## Given task
Rewrite the listing starting at its first line and ending at the line that contains "- save-icon[interactable]: [122, 40, 136, 54]", changing every "row-header" to "row-label" and keeping everything else the same.

>>>>>

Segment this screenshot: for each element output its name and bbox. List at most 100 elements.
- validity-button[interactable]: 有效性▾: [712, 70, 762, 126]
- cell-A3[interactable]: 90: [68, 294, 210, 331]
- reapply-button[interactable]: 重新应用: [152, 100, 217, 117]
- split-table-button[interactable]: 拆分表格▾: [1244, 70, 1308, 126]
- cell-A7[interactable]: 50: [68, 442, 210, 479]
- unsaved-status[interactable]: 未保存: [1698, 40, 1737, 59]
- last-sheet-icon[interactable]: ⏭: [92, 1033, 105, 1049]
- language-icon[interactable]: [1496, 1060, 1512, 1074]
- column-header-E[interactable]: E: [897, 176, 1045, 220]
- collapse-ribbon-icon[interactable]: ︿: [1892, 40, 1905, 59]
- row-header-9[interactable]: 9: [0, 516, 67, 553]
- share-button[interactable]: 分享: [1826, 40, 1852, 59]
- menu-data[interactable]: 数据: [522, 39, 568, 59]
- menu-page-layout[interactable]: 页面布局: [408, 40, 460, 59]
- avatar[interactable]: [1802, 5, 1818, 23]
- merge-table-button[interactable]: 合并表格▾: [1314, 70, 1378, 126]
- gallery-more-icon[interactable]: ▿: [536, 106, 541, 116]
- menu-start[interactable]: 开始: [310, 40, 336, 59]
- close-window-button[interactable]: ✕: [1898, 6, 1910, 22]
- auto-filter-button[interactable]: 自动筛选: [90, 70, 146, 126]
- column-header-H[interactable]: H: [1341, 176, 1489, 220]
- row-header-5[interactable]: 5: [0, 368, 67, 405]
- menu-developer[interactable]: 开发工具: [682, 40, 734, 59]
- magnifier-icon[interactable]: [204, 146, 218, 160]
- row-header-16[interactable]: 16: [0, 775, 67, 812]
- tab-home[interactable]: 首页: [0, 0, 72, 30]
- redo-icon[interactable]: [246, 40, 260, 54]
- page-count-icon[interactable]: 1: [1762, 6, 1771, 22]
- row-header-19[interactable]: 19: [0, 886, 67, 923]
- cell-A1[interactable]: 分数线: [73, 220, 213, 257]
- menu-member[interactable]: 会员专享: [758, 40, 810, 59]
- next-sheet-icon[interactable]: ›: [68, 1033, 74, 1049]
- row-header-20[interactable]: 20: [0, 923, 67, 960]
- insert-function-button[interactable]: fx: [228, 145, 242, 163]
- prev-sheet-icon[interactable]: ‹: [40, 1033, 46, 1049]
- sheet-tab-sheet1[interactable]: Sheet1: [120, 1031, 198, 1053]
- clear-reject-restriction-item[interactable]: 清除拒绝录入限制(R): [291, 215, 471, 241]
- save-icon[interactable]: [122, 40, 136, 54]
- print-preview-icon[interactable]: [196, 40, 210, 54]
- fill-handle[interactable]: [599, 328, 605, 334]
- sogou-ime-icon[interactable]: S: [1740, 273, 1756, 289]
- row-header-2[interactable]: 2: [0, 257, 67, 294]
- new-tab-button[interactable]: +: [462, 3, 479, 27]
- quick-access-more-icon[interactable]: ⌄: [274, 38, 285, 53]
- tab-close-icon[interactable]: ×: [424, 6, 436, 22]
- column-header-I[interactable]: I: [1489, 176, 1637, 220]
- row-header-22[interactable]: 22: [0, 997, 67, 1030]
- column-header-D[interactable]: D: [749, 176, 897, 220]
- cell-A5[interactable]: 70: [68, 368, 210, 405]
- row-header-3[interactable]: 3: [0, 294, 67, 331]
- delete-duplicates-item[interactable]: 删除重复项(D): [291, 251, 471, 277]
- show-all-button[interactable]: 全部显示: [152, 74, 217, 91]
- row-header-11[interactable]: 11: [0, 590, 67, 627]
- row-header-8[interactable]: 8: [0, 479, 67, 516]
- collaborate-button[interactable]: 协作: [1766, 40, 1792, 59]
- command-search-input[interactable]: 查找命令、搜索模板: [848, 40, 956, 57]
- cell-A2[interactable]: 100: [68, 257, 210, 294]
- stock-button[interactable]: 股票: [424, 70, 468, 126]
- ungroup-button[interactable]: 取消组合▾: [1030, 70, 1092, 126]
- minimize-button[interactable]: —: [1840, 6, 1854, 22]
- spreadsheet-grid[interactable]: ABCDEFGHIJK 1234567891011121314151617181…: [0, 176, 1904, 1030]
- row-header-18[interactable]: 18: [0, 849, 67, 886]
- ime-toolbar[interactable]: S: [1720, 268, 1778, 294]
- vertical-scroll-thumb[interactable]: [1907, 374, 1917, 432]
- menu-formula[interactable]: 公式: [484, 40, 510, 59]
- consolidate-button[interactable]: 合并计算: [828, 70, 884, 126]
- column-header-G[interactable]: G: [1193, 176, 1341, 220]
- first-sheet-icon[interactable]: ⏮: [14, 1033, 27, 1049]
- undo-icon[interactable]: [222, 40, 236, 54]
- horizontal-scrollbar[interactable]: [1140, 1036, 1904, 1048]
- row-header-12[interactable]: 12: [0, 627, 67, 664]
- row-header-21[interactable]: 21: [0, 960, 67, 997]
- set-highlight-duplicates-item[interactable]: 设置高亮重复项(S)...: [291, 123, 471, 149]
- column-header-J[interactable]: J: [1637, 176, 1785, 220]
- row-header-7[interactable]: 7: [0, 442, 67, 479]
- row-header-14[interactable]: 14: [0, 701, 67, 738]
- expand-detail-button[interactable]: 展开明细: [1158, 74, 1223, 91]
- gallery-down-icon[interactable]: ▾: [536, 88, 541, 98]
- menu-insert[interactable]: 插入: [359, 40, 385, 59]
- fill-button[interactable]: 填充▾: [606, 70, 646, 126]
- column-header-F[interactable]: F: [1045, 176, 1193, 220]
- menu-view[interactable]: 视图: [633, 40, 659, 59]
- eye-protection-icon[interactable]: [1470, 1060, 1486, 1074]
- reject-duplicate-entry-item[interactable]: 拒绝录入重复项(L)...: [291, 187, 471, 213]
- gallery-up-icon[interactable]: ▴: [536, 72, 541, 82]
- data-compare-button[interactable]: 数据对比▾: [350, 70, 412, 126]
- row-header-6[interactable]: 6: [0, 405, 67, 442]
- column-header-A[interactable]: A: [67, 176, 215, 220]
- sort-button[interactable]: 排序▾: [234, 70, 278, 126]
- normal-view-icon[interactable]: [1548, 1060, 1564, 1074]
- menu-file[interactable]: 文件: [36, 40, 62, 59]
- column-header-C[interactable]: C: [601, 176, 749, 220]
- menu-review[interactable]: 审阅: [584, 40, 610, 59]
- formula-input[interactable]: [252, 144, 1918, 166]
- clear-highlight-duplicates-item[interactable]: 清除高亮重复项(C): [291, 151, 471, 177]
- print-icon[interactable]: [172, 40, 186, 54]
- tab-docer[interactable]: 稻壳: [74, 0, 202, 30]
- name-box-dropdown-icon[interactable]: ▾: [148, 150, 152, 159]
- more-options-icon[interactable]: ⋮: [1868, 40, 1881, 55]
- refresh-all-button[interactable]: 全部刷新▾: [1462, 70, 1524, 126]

<<<<<

## Solution to the problem
Segment this screenshot: for each element output its name and bbox. List at most 100 elements.
- validity-button[interactable]: 有效性▾: [712, 70, 762, 126]
- cell-A3[interactable]: 90: [68, 294, 210, 331]
- reapply-button[interactable]: 重新应用: [152, 100, 217, 117]
- split-table-button[interactable]: 拆分表格▾: [1244, 70, 1308, 126]
- cell-A7[interactable]: 50: [68, 442, 210, 479]
- unsaved-status[interactable]: 未保存: [1698, 40, 1737, 59]
- last-sheet-icon[interactable]: ⏭: [92, 1033, 105, 1049]
- language-icon[interactable]: [1496, 1060, 1512, 1074]
- column-header-E[interactable]: E: [897, 176, 1045, 220]
- collapse-ribbon-icon[interactable]: ︿: [1892, 40, 1905, 59]
- row-label-9[interactable]: 9: [0, 516, 67, 553]
- share-button[interactable]: 分享: [1826, 40, 1852, 59]
- menu-data[interactable]: 数据: [522, 39, 568, 59]
- menu-page-layout[interactable]: 页面布局: [408, 40, 460, 59]
- avatar[interactable]: [1802, 5, 1818, 23]
- merge-table-button[interactable]: 合并表格▾: [1314, 70, 1378, 126]
- gallery-more-icon[interactable]: ▿: [536, 106, 541, 116]
- menu-start[interactable]: 开始: [310, 40, 336, 59]
- close-window-button[interactable]: ✕: [1898, 6, 1910, 22]
- auto-filter-button[interactable]: 自动筛选: [90, 70, 146, 126]
- column-header-H[interactable]: H: [1341, 176, 1489, 220]
- row-label-5[interactable]: 5: [0, 368, 67, 405]
- menu-developer[interactable]: 开发工具: [682, 40, 734, 59]
- magnifier-icon[interactable]: [204, 146, 218, 160]
- row-label-16[interactable]: 16: [0, 775, 67, 812]
- tab-home[interactable]: 首页: [0, 0, 72, 30]
- redo-icon[interactable]: [246, 40, 260, 54]
- page-count-icon[interactable]: 1: [1762, 6, 1771, 22]
- row-label-19[interactable]: 19: [0, 886, 67, 923]
- cell-A1[interactable]: 分数线: [73, 220, 213, 257]
- menu-member[interactable]: 会员专享: [758, 40, 810, 59]
- next-sheet-icon[interactable]: ›: [68, 1033, 74, 1049]
- row-label-20[interactable]: 20: [0, 923, 67, 960]
- insert-function-button[interactable]: fx: [228, 145, 242, 163]
- prev-sheet-icon[interactable]: ‹: [40, 1033, 46, 1049]
- sheet-tab-sheet1[interactable]: Sheet1: [120, 1031, 198, 1053]
- clear-reject-restriction-item[interactable]: 清除拒绝录入限制(R): [291, 215, 471, 241]
- save-icon[interactable]: [122, 40, 136, 54]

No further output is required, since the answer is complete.